╭─ DATASET ROWS

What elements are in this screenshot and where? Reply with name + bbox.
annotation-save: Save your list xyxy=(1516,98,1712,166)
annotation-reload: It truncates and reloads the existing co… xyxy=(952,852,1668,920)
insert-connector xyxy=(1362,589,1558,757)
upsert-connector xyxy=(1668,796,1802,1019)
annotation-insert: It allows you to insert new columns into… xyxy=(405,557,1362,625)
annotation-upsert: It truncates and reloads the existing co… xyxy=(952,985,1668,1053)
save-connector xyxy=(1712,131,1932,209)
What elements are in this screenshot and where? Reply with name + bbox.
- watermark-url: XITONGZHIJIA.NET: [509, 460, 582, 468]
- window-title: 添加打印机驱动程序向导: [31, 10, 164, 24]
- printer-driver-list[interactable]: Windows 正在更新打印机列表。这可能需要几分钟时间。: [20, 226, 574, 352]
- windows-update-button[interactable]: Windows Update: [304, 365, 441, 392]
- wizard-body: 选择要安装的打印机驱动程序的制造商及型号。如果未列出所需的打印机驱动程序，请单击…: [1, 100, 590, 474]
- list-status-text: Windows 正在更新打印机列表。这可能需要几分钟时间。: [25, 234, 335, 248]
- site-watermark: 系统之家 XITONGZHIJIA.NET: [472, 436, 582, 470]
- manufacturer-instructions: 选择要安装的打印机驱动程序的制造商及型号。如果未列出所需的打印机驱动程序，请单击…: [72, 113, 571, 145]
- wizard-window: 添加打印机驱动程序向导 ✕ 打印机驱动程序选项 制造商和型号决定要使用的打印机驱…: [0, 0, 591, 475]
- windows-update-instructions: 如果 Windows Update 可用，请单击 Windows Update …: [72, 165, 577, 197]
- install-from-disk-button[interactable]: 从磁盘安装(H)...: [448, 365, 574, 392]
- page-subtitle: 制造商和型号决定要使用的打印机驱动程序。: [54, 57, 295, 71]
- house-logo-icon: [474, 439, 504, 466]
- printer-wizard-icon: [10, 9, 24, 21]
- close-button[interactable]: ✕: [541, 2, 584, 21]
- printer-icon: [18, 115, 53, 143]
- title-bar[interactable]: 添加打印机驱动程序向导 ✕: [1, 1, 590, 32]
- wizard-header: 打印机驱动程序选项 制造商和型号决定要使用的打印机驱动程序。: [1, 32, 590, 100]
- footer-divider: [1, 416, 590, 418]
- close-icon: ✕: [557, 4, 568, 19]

╰─

Copy out every line of the records above, character for character, with nothing left out or changed.

__ANSWER TO THE EXERCISE__:
What elements are in this screenshot and where? Reply with name + bbox.
annotation-save: Save your list xyxy=(1516,98,1712,166)
annotation-reload: It truncates and reloads the existing co… xyxy=(952,852,1668,920)
insert-connector xyxy=(1362,589,1558,757)
upsert-connector xyxy=(1668,796,1802,1019)
annotation-insert: It allows you to insert new columns into… xyxy=(405,557,1362,625)
annotation-upsert: It truncates and reloads the existing co… xyxy=(952,985,1668,1053)
save-connector xyxy=(1712,131,1932,209)
What elements are in this screenshot and where? Reply with name + bbox.
- watermark-url: XITONGZHIJIA.NET: [509, 460, 582, 468]
- window-title: 添加打印机驱动程序向导: [31, 10, 164, 24]
- printer-driver-list[interactable]: Windows 正在更新打印机列表。这可能需要几分钟时间。: [20, 226, 574, 352]
- windows-update-button[interactable]: Windows Update: [304, 365, 441, 392]
- wizard-body: 选择要安装的打印机驱动程序的制造商及型号。如果未列出所需的打印机驱动程序，请单击…: [1, 100, 590, 474]
- list-status-text: Windows 正在更新打印机列表。这可能需要几分钟时间。: [25, 234, 335, 248]
- site-watermark: 系统之家 XITONGZHIJIA.NET: [472, 436, 582, 470]
- manufacturer-instructions: 选择要安装的打印机驱动程序的制造商及型号。如果未列出所需的打印机驱动程序，请单击…: [72, 113, 571, 145]
- wizard-window: 添加打印机驱动程序向导 ✕ 打印机驱动程序选项 制造商和型号决定要使用的打印机驱…: [0, 0, 591, 475]
- windows-update-instructions: 如果 Windows Update 可用，请单击 Windows Update …: [72, 165, 577, 197]
- install-from-disk-button[interactable]: 从磁盘安装(H)...: [448, 365, 574, 392]
- page-subtitle: 制造商和型号决定要使用的打印机驱动程序。: [54, 57, 295, 71]
- house-logo-icon: [474, 439, 504, 466]
- printer-wizard-icon: [10, 9, 24, 21]
- close-button[interactable]: ✕: [541, 2, 584, 21]
- printer-icon: [18, 115, 53, 143]
- title-bar[interactable]: 添加打印机驱动程序向导 ✕: [1, 1, 590, 32]
- wizard-header: 打印机驱动程序选项 制造商和型号决定要使用的打印机驱动程序。: [1, 32, 590, 100]
- footer-divider: [1, 416, 590, 418]
- close-icon: ✕: [557, 4, 568, 19]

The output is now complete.